= Lesetext =
<<<<

Das ist gut, dass du das erwähnst. Das Teil könnte durchaus Ursache des Problems sein. Baue es aus und schließe die Geräte direkt am Mainboard an.


----------



## simpel1970 (4. Mai 2012)

*AW: Win7 - BlueScreens, Firefox und Programmabstürze*

Die hochgeladene Minidump zeigt einen NTFS Fehler (Stop 0x24). Da die Stopfehlercodes aber wechseln, sagt dies nicht viel aus. Allerdings würde ich auf jeden Fall mal die Asus Karte aubauen und ohne testen.


----------



## Feri90 (7. Mai 2012)

>>>>

= Zu erledigen =
1 - Ersetze im Forentext zu den Win7-Bluescreens im Abschnitt von "Das ist gut, dass" bis "(4. Mai 2012)" das Wort "Mainboard" durch "Motherboard" und gib diesen Abschnitt so geändert wieder.
2 - Führe den Forentext zu den Win7-Bluescreens nach seinem letzten Satz weiter.

= Gegebene Angaben =
<<<<

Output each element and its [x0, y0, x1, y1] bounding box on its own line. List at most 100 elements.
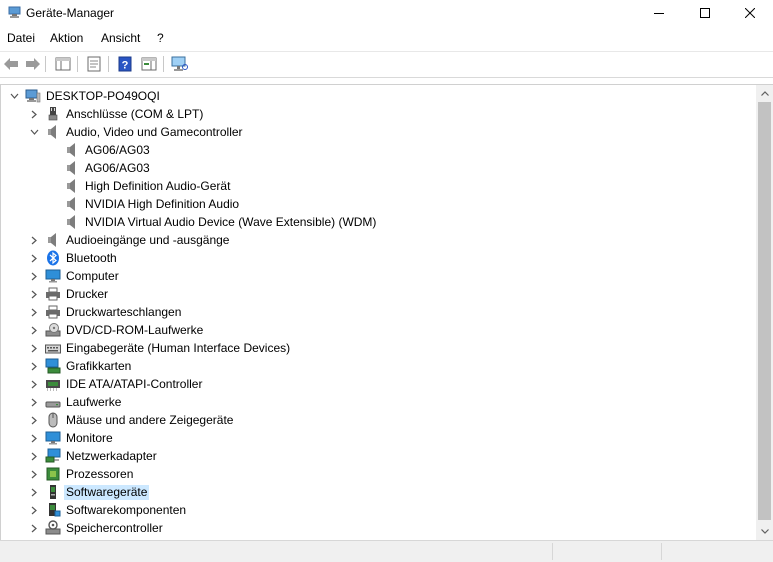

>>>>

= Antwortliste =
1 -
Das ist gut, dass du das erwähnst. Das Teil könnte durchaus Ursache des Problems sein. Baue es aus und schließe die Geräte direkt am Motherboard an.


----------



## simpel1970 (4. Mai 2012)

2 -
*AW: Win7 - BlueScreens, Firefox und Programmabstürze*

Ich hab den U3S6 jetzt rausgebaut und werde es mal beobachten. Hab gesehen dass der Laden der mein Rechner zusammengebaut hat einfach mal meine SATA-6 Systemfestplatte direkt am Mainboard und nicht am Controller angeschlossen hatte. Somit hatte ich nie die volle Geschwindigkeit und der Controller hatte NULL Sinn - danke an die Kloppi's dafür 


Edit: Okay, vermutlich doch zu früh gemeckert. Ich verstehe etwas nicht ganz:
Alsooo....meine zwei Festplatten gingen ins Mainboard und daneben waren nochmal zwei Kabel welche dann in meinen U3S6-Controller gingen - also man könnte die Festplatten direkt an den Controller anschliessen! Das weiß ich aber geht das auch über den Umwegen im Mainboard? Nachfolgend ein Bild:


----------



## simpel1970 (7. Mai 2012)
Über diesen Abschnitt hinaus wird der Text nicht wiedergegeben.